» PROMPT A
Answer these questions using the forum thread about the internal power error.
(i) What was the wattage of the stock power supply the computer originally had?
(ii) What onboard graphics did the computer have?
(iii) According to the second post, in which mode does the computer always boot fine?
» PROMPT B
Pick up the forum thread on the internal power error from where it stops.

» TEXT PASSAGE
* Begin *
# Solved: Internal Power Error 0xA1 Xp wont run normal (graphics card???)



## emachinegamer (Sep 20, 2006)

Hello,

I just installed a brand new PSU Coolermaster 430W PSU and a BFG Geforce 6800GS OC agp video card. 
The computer ran fine, I disabled the onboard video graphics by unistalling it via the device manager as my bios has no area to do that. It was playing games but I installed the new nvida drivers as the card recommended. The next day I had an internal power error screen. After i went into safe mode and by poking around online i thought maybe it was the driver so then i rolled back the driver and it was gone it booted up normally then four days later it has the same exact error: internal_power_error, 0x000000A0 (0x00000101, 0x00000007, 0xF78CE7A4, 0x00000000) I can't clear shadowing or cache in bios like the error says. The startup screen says i have it, i can change the onboard video memory from 128 to 8mb but not disable in bios, but it doesn't show up in device manager. It was an onboard geforce 4mx. This time the error happend I took out video card, used onboard but couldn't get drivers as they were uninstalled, so uninstalled and reinstalled geforce 6800 didn't work. 

My comp is an emachines t2778 with 2700+ 2.17ghz athlon not overclocked, an added case fan, 2 dvd-rw drives, 2 hdds, 1 floppy, 768 mb ram= 1 2700 256 and 1 3200 512 stick ram and a sound blaster audigy card. All that has run for a year to 2+ for some components now with no problems, had the stock 250 watt in it, put new 430 watt in and worked fine, then installed video card. FIC Au31 motherboard, same from factory bios, have updated drivers haven't installed, 6800 is agp and my motherboard is agp 3.0 compliante, nforce 2 chipset, xp sp2, no splitting with power there was enough dongles, video card takes on 4 pin. Installed via all manufacturers instructions, fits case. 

Thanks,
EmachineGamer 
It was playing BFV and COD2 on max settings with great fps.


----------



## emachinegamer (Sep 20, 2006)

update, took power cable off of back and let sit, powered up fine and booted fine but keyboard wasn't in so restarted and same problem, tried to do it again hasn't worked. 

e-mailed BFG said to call up if want to return the card. But, I just don't know if it my system or psu or the card. 

will always boot in safe mode fine

very limited options in bios. 

Is it a device conflict, oris thecard causing a power error or short?

Thanks in advance!


----------



## emachinegamer (Sep 20, 2006)
* End *
» DATA SEGMENT
* Begin *
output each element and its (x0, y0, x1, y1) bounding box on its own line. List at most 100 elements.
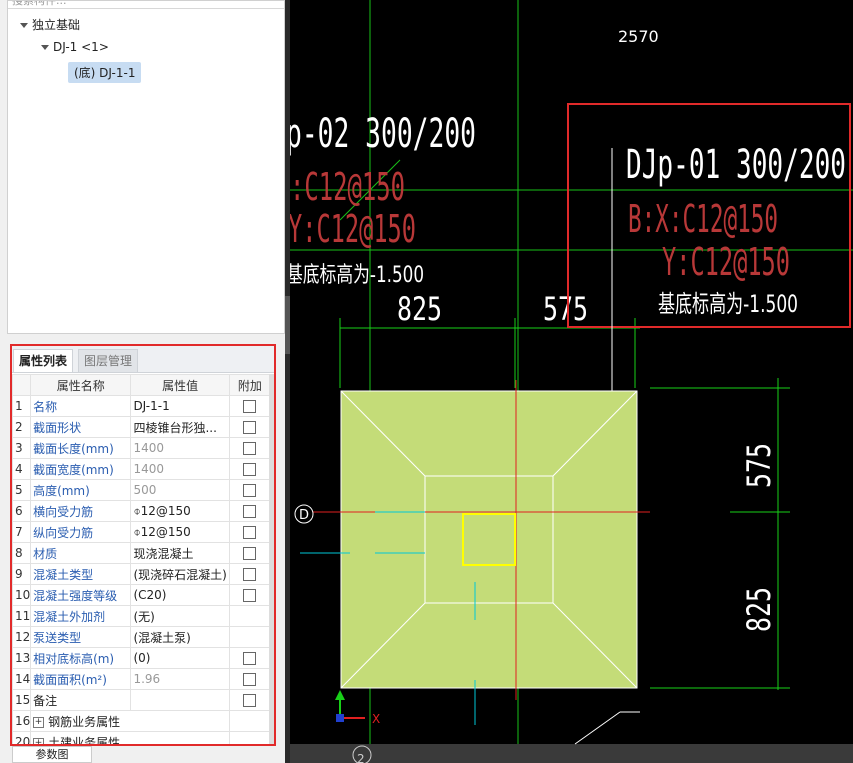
* End *
» EXERCISE RESPONSE A
(i) 250 watts
(ii) A GeForce 4 MX
(iii) Safe mode

» EXERCISE RESPONSE B
so in trying to replicate the problem i took out myps/2 keyboard and it started up fine but of course i couldn't use it when i plugged it back in (see above post) but my roomate has an usb roll up keyboard and now i am writing this from my computer, i am going to try restarts and stuff to see if it will do the blue screen again. This is reall werid unless drivers/hardware is conflicting. the keyboard is an emachine keybaord that came with the system. I did use the rollup keyboard before when i was waiting to get my keyboard from storage over the summer. The computer goes home with me safely and i use a generic one at home, so is there driveers conflicing, it didn't do anythging before this. The only thing was the driver for the ps/2 keyboard has stopped my computer from going into standb y mode ever since i have owned it. 

New problem too ever since it not happenng with usb, cpu is running at 100% and temps are going high in speed fan and ctrl alt delete shows cpu 100 too, things take a long time to load than before.
Weird. 
Thanks.


----------



## emachinegamer (Sep 20, 2006)

Talking with bfg support it was the ps/2 keyboard driver causing a conflict, 

I found out since it was a conflict and stuff, that is why the cpu was at 100% disabled non-essential startup proccesses like hotkey the thing that makes the special buttons work and am now using a usb keyboard, and will go out and buy one, my mouse is usb so i don't know if there would be a problem with the mouse ps2 or not. Windows has been starting up fine now, so I don't think i am going to put my ps/2 back in. It probably was with some sort of power or irq conflict of some sort, any explanations would be good. 
As i am using usb now i can't see the microsoft natural 101 driver and disabled keyboard things from starting up. I hope that will take care of it.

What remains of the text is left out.